Given request
Below are some records. Pull every line that contains the word "専有面積".
>> BEGIN Source records
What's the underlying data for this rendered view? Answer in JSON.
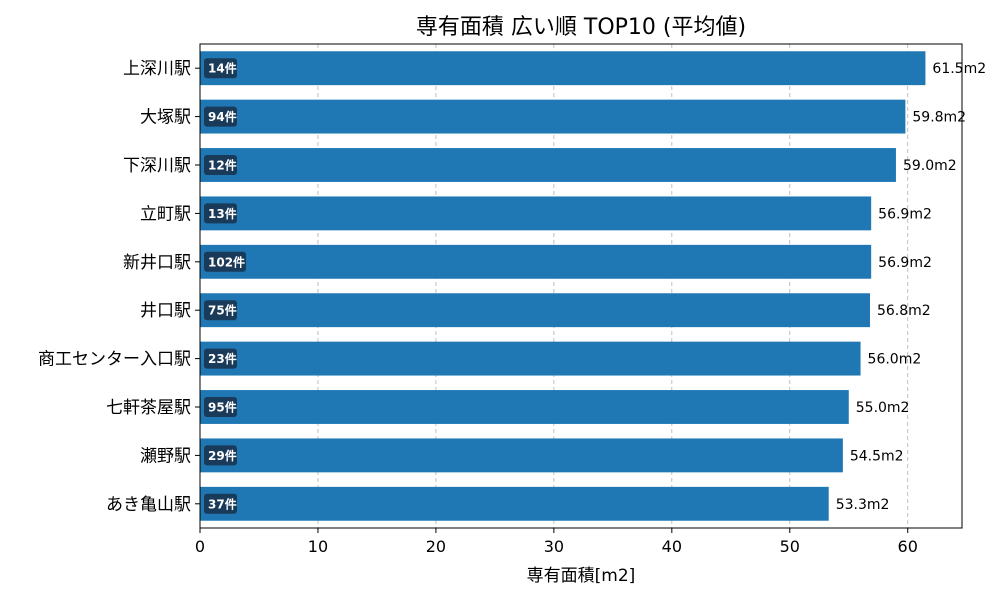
{
  "chart_data": {
    "type": "bar",
    "orientation": "horizontal",
    "title": "専有面積 広い順 TOP10 (平均値)",
    "xlabel": "専有面積[m2]",
    "ylabel": "",
    "xlim": [
      0,
      64.6
    ],
    "xticks": [
      "0",
      "10",
      "20",
      "30",
      "40",
      "50",
      "60"
    ],
    "grid": "x-dashed",
    "bar_color": "#1f77b4",
    "badge_color": "#1a3a5a",
    "categories": [
      "上深川駅",
      "大塚駅",
      "下深川駅",
      "立町駅",
      "新井口駅",
      "井口駅",
      "商工センター入口駅",
      "七軒茶屋駅",
      "瀬野駅",
      "あき亀山駅"
    ],
    "values": [
      61.5,
      59.8,
      59.0,
      56.9,
      56.9,
      56.8,
      56.0,
      55.0,
      54.5,
      53.3
    ],
    "value_labels": [
      "61.5m2",
      "59.8m2",
      "59.0m2",
      "56.9m2",
      "56.9m2",
      "56.8m2",
      "56.0m2",
      "55.0m2",
      "54.5m2",
      "53.3m2"
    ],
    "count_labels": [
      "14件",
      "94件",
      "12件",
      "13件",
      "102件",
      "75件",
      "23件",
      "95件",
      "29件",
      "37件"
    ]
  }
}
>> END Source records
The response
    "title": "専有面積 広い順 TOP10 (平均値)",
    "xlabel": "専有面積[m2]",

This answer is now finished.